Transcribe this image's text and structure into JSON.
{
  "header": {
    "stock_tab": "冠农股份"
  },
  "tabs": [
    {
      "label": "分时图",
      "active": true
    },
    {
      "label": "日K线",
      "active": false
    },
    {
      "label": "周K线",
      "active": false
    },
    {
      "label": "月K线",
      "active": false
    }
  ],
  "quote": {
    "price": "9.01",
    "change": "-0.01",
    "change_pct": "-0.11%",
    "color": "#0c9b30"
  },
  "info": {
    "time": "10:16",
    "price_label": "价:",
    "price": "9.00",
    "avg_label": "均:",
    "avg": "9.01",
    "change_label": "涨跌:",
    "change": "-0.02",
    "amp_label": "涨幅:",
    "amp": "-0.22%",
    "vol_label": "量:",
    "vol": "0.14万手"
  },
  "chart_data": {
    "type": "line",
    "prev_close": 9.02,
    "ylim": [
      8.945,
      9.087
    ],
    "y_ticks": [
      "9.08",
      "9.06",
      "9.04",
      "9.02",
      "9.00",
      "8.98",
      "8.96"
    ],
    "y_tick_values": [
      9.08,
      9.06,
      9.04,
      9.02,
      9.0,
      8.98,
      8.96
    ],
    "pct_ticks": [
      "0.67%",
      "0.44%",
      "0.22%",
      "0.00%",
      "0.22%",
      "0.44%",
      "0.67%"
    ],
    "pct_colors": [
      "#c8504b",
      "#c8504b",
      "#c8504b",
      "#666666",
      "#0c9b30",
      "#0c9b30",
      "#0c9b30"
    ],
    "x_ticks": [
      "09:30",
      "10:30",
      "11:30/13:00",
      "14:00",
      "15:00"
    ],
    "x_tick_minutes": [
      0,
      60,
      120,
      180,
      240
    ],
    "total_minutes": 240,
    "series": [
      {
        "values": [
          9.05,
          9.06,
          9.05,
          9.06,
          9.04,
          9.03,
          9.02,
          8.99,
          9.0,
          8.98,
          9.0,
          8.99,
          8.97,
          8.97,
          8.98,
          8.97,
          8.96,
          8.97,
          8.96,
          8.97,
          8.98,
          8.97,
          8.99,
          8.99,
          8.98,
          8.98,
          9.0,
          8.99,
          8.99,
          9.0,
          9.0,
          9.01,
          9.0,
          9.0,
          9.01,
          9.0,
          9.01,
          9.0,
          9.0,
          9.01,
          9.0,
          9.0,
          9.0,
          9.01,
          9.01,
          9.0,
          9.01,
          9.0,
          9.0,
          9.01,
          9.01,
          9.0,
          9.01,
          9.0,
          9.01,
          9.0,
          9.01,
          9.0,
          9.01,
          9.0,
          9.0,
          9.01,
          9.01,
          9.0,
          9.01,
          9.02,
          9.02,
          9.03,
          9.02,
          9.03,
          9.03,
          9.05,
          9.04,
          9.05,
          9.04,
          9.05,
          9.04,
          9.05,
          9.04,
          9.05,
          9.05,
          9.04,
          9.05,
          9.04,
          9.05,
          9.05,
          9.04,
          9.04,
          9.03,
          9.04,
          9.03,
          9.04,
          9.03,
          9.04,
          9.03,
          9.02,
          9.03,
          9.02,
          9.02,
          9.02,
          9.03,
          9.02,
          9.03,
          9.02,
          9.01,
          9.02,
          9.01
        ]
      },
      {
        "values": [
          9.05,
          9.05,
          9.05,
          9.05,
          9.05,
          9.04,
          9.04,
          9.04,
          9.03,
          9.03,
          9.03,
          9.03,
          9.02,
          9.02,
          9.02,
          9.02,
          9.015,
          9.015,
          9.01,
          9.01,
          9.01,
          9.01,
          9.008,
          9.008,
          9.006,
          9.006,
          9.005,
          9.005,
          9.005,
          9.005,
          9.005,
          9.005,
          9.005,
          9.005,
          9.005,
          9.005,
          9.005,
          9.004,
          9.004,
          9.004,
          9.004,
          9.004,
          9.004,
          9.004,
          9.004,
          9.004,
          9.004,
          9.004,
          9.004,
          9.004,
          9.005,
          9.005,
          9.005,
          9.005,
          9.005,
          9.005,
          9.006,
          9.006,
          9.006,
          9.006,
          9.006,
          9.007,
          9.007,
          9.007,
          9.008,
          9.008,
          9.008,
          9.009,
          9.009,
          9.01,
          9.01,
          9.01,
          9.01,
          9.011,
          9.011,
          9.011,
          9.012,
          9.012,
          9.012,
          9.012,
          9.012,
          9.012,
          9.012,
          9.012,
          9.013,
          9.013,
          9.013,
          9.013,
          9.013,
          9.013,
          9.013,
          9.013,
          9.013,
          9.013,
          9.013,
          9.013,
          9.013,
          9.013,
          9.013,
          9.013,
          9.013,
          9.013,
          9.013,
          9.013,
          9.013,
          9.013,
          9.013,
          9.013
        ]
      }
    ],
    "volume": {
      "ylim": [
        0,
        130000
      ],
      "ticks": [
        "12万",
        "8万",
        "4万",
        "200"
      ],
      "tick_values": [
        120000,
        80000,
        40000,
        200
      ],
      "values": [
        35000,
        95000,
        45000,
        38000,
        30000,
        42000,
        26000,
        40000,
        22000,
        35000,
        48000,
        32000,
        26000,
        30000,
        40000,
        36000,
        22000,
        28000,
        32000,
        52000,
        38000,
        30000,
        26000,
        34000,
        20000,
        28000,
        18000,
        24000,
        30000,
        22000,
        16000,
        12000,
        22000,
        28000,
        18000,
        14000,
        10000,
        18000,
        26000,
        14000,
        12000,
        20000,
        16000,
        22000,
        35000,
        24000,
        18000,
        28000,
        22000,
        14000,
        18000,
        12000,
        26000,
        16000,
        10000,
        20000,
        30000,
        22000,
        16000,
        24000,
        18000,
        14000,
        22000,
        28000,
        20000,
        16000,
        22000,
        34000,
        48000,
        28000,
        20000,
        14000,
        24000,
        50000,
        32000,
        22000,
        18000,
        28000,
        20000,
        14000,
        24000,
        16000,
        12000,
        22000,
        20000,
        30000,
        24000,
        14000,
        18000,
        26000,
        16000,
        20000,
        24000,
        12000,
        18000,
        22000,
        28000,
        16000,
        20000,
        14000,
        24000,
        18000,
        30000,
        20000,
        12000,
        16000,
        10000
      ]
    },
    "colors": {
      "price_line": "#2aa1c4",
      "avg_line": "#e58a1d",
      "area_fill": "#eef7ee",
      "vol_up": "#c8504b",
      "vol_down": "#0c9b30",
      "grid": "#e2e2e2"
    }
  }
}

● ● ● ● ●

#### WRITTEN INSTRUCTION
Output the full listing without altering anything.

#### FINISHED ANSWER
Transcribe this image's text and structure into JSON.
{
  "header": {
    "stock_tab": "冠农股份"
  },
  "tabs": [
    {
      "label": "分时图",
      "active": true
    },
    {
      "label": "日K线",
      "active": false
    },
    {
      "label": "周K线",
      "active": false
    },
    {
      "label": "月K线",
      "active": false
    }
  ],
  "quote": {
    "price": "9.01",
    "change": "-0.01",
    "change_pct": "-0.11%",
    "color": "#0c9b30"
  },
  "info": {
    "time": "10:16",
    "price_label": "价:",
    "price": "9.00",
    "avg_label": "均:",
    "avg": "9.01",
    "change_label": "涨跌:",
    "change": "-0.02",
    "amp_label": "涨幅:",
    "amp": "-0.22%",
    "vol_label": "量:",
    "vol": "0.14万手"
  },
  "chart_data": {
    "type": "line",
    "prev_close": 9.02,
    "ylim": [
      8.945,
      9.087
    ],
    "y_ticks": [
      "9.08",
      "9.06",
      "9.04",
      "9.02",
      "9.00",
      "8.98",
      "8.96"
    ],
    "y_tick_values": [
      9.08,
      9.06,
      9.04,
      9.02,
      9.0,
      8.98,
      8.96
    ],
    "pct_ticks": [
      "0.67%",
      "0.44%",
      "0.22%",
      "0.00%",
      "0.22%",
      "0.44%",
      "0.67%"
    ],
    "pct_colors": [
      "#c8504b",
      "#c8504b",
      "#c8504b",
      "#666666",
      "#0c9b30",
      "#0c9b30",
      "#0c9b30"
    ],
    "x_ticks": [
      "09:30",
      "10:30",
      "11:30/13:00",
      "14:00",
      "15:00"
    ],
    "x_tick_minutes": [
      0,
      60,
      120,
      180,
      240
    ],
    "total_minutes": 240,
    "series": [
      {
        "values": [
          9.05,
          9.06,
          9.05,
          9.06,
          9.04,
          9.03,
          9.02,
          8.99,
          9.0,
          8.98,
          9.0,
          8.99,
          8.97,
          8.97,
          8.98,
          8.97,
          8.96,
          8.97,
          8.96,
          8.97,
          8.98,
          8.97,
          8.99,
          8.99,
          8.98,
          8.98,
          9.0,
          8.99,
          8.99,
          9.0,
          9.0,
          9.01,
          9.0,
          9.0,
          9.01,
          9.0,
          9.01,
          9.0,
          9.0,
          9.01,
          9.0,
          9.0,
          9.0,
          9.01,
          9.01,
          9.0,
          9.01,
          9.0,
          9.0,
          9.01,
          9.01,
          9.0,
          9.01,
          9.0,
          9.01,
          9.0,
          9.01,
          9.0,
          9.01,
          9.0,
          9.0,
          9.01,
          9.01,
          9.0,
          9.01,
          9.02,
          9.02,
          9.03,
          9.02,
          9.03,
          9.03,
          9.05,
          9.04,
          9.05,
          9.04,
          9.05,
          9.04,
          9.05,
          9.04,
          9.05,
          9.05,
          9.04,
          9.05,
          9.04,
          9.05,
          9.05,
          9.04,
          9.04,
          9.03,
          9.04,
          9.03,
          9.04,
          9.03,
          9.04,
          9.03,
          9.02,
          9.03,
          9.02,
          9.02,
          9.02,
          9.03,
          9.02,
          9.03,
          9.02,
          9.01,
          9.02,
          9.01
        ]
      },
      {
        "values": [
          9.05,
          9.05,
          9.05,
          9.05,
          9.05,
          9.04,
          9.04,
          9.04,
          9.03,
          9.03,
          9.03,
          9.03,
          9.02,
          9.02,
          9.02,
          9.02,
          9.015,
          9.015,
          9.01,
          9.01,
          9.01,
          9.01,
          9.008,
          9.008,
          9.006,
          9.006,
          9.005,
          9.005,
          9.005,
          9.005,
          9.005,
          9.005,
          9.005,
          9.005,
          9.005,
          9.005,
          9.005,
          9.004,
          9.004,
          9.004,
          9.004,
          9.004,
          9.004,
          9.004,
          9.004,
          9.004,
          9.004,
          9.004,
          9.004,
          9.004,
          9.005,
          9.005,
          9.005,
          9.005,
          9.005,
          9.005,
          9.006,
          9.006,
          9.006,
          9.006,
          9.006,
          9.007,
          9.007,
          9.007,
          9.008,
          9.008,
          9.008,
          9.009,
          9.009,
          9.01,
          9.01,
          9.01,
          9.01,
          9.011,
          9.011,
          9.011,
          9.012,
          9.012,
          9.012,
          9.012,
          9.012,
          9.012,
          9.012,
          9.012,
          9.013,
          9.013,
          9.013,
          9.013,
          9.013,
          9.013,
          9.013,
          9.013,
          9.013,
          9.013,
          9.013,
          9.013,
          9.013,
          9.013,
          9.013,
          9.013,
          9.013,
          9.013,
          9.013,
          9.013,
          9.013,
          9.013,
          9.013,
          9.013
        ]
      }
    ],
    "volume": {
      "ylim": [
        0,
        130000
      ],
      "ticks": [
        "12万",
        "8万",
        "4万",
        "200"
      ],
      "tick_values": [
        120000,
        80000,
        40000,
        200
      ],
      "values": [
        35000,
        95000,
        45000,
        38000,
        30000,
        42000,
        26000,
        40000,
        22000,
        35000,
        48000,
        32000,
        26000,
        30000,
        40000,
        36000,
        22000,
        28000,
        32000,
        52000,
        38000,
        30000,
        26000,
        34000,
        20000,
        28000,
        18000,
        24000,
        30000,
        22000,
        16000,
        12000,
        22000,
        28000,
        18000,
        14000,
        10000,
        18000,
        26000,
        14000,
        12000,
        20000,
        16000,
        22000,
        35000,
        24000,
        18000,
        28000,
        22000,
        14000,
        18000,
        12000,
        26000,
        16000,
        10000,
        20000,
        30000,
        22000,
        16000,
        24000,
        18000,
        14000,
        22000,
        28000,
        20000,
        16000,
        22000,
        34000,
        48000,
        28000,
        20000,
        14000,
        24000,
        50000,
        32000,
        22000,
        18000,
        28000,
        20000,
        14000,
        24000,
        16000,
        12000,
        22000,
        20000,
        30000,
        24000,
        14000,
        18000,
        26000,
        16000,
        20000,
        24000,
        12000,
        18000,
        22000,
        28000,
        16000,
        20000,
        14000,
        24000,
        18000,
        30000,
        20000,
        12000,
        16000,
        10000
      ]
    },
    "colors": {
      "price_line": "#2aa1c4",
      "avg_line": "#e58a1d",
      "area_fill": "#eef7ee",
      "vol_up": "#c8504b",
      "vol_down": "#0c9b30",
      "grid": "#e2e2e2"
    }
  }
}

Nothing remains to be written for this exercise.